─── INFORMATION SUPPLIED
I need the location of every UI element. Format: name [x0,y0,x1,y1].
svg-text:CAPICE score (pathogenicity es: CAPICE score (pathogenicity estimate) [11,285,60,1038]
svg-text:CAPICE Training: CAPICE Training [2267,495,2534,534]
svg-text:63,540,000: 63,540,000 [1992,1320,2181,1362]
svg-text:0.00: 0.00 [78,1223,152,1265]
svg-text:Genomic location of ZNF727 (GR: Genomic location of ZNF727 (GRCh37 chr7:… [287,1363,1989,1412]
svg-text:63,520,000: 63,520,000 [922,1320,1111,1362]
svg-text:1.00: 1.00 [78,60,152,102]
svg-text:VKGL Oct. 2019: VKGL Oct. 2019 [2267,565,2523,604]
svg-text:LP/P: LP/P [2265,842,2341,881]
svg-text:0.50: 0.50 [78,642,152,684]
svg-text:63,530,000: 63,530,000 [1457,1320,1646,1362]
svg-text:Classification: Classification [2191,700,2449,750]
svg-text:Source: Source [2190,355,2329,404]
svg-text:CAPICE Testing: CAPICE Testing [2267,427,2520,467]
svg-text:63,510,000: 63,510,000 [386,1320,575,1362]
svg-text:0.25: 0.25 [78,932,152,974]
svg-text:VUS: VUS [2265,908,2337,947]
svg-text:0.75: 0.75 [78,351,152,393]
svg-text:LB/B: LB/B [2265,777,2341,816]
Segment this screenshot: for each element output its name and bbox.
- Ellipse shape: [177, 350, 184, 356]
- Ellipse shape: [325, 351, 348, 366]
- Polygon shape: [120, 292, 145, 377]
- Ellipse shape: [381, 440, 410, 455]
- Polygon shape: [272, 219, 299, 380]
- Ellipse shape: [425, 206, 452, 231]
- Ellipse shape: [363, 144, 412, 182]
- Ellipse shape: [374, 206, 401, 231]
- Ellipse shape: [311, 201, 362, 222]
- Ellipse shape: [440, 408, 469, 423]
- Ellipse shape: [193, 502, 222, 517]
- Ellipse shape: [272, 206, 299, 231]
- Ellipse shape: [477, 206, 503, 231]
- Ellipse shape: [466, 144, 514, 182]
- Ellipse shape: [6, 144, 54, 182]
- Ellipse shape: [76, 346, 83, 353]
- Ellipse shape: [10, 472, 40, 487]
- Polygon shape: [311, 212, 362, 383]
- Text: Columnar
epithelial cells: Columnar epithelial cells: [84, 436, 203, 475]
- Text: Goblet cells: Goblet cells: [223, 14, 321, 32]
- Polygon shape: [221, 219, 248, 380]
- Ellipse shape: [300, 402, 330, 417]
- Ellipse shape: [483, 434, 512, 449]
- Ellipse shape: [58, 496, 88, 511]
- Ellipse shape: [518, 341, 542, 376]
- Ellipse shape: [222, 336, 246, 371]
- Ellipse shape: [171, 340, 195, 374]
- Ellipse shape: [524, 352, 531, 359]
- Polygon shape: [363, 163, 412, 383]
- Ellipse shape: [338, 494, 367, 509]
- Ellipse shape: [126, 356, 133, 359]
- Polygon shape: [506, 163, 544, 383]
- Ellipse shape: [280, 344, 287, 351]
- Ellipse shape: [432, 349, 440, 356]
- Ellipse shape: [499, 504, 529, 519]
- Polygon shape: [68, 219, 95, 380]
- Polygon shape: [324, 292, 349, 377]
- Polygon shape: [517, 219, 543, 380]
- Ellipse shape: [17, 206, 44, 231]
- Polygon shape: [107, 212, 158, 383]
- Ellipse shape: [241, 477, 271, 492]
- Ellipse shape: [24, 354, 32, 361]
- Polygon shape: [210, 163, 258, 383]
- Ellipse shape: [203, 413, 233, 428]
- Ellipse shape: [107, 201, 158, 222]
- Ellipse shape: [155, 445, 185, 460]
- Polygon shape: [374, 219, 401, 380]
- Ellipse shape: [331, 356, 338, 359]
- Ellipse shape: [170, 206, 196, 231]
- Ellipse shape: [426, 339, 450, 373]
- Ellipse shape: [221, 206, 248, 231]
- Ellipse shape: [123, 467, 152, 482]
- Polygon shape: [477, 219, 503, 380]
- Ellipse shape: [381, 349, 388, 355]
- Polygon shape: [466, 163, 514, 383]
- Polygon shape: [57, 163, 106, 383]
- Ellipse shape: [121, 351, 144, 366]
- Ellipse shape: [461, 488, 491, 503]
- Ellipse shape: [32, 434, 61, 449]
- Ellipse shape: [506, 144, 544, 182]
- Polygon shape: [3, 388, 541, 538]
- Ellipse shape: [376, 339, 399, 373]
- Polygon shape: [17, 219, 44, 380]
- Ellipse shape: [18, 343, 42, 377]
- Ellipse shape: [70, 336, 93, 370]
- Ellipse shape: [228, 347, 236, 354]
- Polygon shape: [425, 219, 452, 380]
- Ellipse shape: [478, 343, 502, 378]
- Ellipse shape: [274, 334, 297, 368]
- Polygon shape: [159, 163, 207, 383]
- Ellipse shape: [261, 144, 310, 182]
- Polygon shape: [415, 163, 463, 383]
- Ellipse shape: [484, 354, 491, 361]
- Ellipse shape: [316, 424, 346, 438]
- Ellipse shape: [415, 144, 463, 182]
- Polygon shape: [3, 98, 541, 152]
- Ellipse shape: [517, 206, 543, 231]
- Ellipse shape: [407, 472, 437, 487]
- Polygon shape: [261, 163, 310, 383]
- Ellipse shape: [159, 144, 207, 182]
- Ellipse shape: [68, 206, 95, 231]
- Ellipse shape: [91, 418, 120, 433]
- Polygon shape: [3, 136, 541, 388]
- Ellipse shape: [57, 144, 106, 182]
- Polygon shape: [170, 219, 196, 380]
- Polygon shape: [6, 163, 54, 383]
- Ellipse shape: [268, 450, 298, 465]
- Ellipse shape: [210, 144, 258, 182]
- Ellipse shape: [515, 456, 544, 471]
──────
WHAT YOU NEED TO DO:
Set down the entries above again, word for word.

RESULT OF THIS EXERCISE:
I need the location of every UI element. Format: name [x0,y0,x1,y1].
svg-text:CAPICE score (pathogenicity es: CAPICE score (pathogenicity estimate) [11,285,60,1038]
svg-text:CAPICE Training: CAPICE Training [2267,495,2534,534]
svg-text:63,540,000: 63,540,000 [1992,1320,2181,1362]
svg-text:0.00: 0.00 [78,1223,152,1265]
svg-text:Genomic location of ZNF727 (GR: Genomic location of ZNF727 (GRCh37 chr7:… [287,1363,1989,1412]
svg-text:63,520,000: 63,520,000 [922,1320,1111,1362]
svg-text:1.00: 1.00 [78,60,152,102]
svg-text:VKGL Oct. 2019: VKGL Oct. 2019 [2267,565,2523,604]
svg-text:LP/P: LP/P [2265,842,2341,881]
svg-text:0.50: 0.50 [78,642,152,684]
svg-text:63,530,000: 63,530,000 [1457,1320,1646,1362]
svg-text:Classification: Classification [2191,700,2449,750]
svg-text:Source: Source [2190,355,2329,404]
svg-text:CAPICE Testing: CAPICE Testing [2267,427,2520,467]
svg-text:63,510,000: 63,510,000 [386,1320,575,1362]
svg-text:0.25: 0.25 [78,932,152,974]
svg-text:VUS: VUS [2265,908,2337,947]
svg-text:0.75: 0.75 [78,351,152,393]
svg-text:LB/B: LB/B [2265,777,2341,816]
Segment this screenshot: for each element output its name and bbox.
- Ellipse shape: [177, 350, 184, 356]
- Ellipse shape: [325, 351, 348, 366]
- Polygon shape: [120, 292, 145, 377]
- Ellipse shape: [381, 440, 410, 455]
- Polygon shape: [272, 219, 299, 380]
- Ellipse shape: [425, 206, 452, 231]
- Ellipse shape: [363, 144, 412, 182]
- Ellipse shape: [374, 206, 401, 231]
- Ellipse shape: [311, 201, 362, 222]
- Ellipse shape: [440, 408, 469, 423]
- Ellipse shape: [193, 502, 222, 517]
- Ellipse shape: [272, 206, 299, 231]
- Ellipse shape: [477, 206, 503, 231]
- Ellipse shape: [466, 144, 514, 182]
- Ellipse shape: [6, 144, 54, 182]
- Ellipse shape: [76, 346, 83, 353]
- Ellipse shape: [10, 472, 40, 487]
- Polygon shape: [311, 212, 362, 383]
- Text: Columnar
epithelial cells: Columnar epithelial cells: [84, 436, 203, 475]
- Text: Goblet cells: Goblet cells: [223, 14, 321, 32]
- Polygon shape: [221, 219, 248, 380]
- Ellipse shape: [300, 402, 330, 417]
- Ellipse shape: [483, 434, 512, 449]
- Ellipse shape: [58, 496, 88, 511]
- Ellipse shape: [518, 341, 542, 376]
- Ellipse shape: [222, 336, 246, 371]
- Ellipse shape: [171, 340, 195, 374]
- Ellipse shape: [524, 352, 531, 359]
- Polygon shape: [363, 163, 412, 383]
- Ellipse shape: [338, 494, 367, 509]
- Ellipse shape: [126, 356, 133, 359]
- Polygon shape: [506, 163, 544, 383]
- Ellipse shape: [280, 344, 287, 351]
- Ellipse shape: [432, 349, 440, 356]
- Ellipse shape: [499, 504, 529, 519]
- Polygon shape: [68, 219, 95, 380]
- Polygon shape: [324, 292, 349, 377]
- Polygon shape: [517, 219, 543, 380]
- Ellipse shape: [17, 206, 44, 231]
- Polygon shape: [107, 212, 158, 383]
- Ellipse shape: [241, 477, 271, 492]
- Ellipse shape: [24, 354, 32, 361]
- Polygon shape: [210, 163, 258, 383]
- Ellipse shape: [203, 413, 233, 428]
- Ellipse shape: [107, 201, 158, 222]
- Ellipse shape: [155, 445, 185, 460]
- Polygon shape: [374, 219, 401, 380]
- Ellipse shape: [331, 356, 338, 359]
- Ellipse shape: [170, 206, 196, 231]
- Ellipse shape: [426, 339, 450, 373]
- Ellipse shape: [221, 206, 248, 231]
- Ellipse shape: [123, 467, 152, 482]
- Polygon shape: [477, 219, 503, 380]
- Ellipse shape: [381, 349, 388, 355]
- Polygon shape: [466, 163, 514, 383]
- Polygon shape: [57, 163, 106, 383]
- Ellipse shape: [121, 351, 144, 366]
- Ellipse shape: [461, 488, 491, 503]
- Ellipse shape: [32, 434, 61, 449]
- Ellipse shape: [506, 144, 544, 182]
- Polygon shape: [3, 388, 541, 538]
- Ellipse shape: [376, 339, 399, 373]
- Polygon shape: [17, 219, 44, 380]
- Ellipse shape: [18, 343, 42, 377]
- Ellipse shape: [70, 336, 93, 370]
- Ellipse shape: [228, 347, 236, 354]
- Polygon shape: [425, 219, 452, 380]
- Ellipse shape: [478, 343, 502, 378]
- Ellipse shape: [274, 334, 297, 368]
- Polygon shape: [159, 163, 207, 383]
- Ellipse shape: [261, 144, 310, 182]
- Polygon shape: [415, 163, 463, 383]
- Ellipse shape: [484, 354, 491, 361]
- Ellipse shape: [316, 424, 346, 438]
- Ellipse shape: [415, 144, 463, 182]
- Polygon shape: [3, 98, 541, 152]
- Ellipse shape: [517, 206, 543, 231]
- Ellipse shape: [407, 472, 437, 487]
- Polygon shape: [261, 163, 310, 383]
- Ellipse shape: [159, 144, 207, 182]
- Ellipse shape: [68, 206, 95, 231]
- Ellipse shape: [91, 418, 120, 433]
- Polygon shape: [3, 136, 541, 388]
- Ellipse shape: [57, 144, 106, 182]
- Polygon shape: [170, 219, 196, 380]
- Polygon shape: [6, 163, 54, 383]
- Ellipse shape: [268, 450, 298, 465]
- Ellipse shape: [210, 144, 258, 182]
- Ellipse shape: [515, 456, 544, 471]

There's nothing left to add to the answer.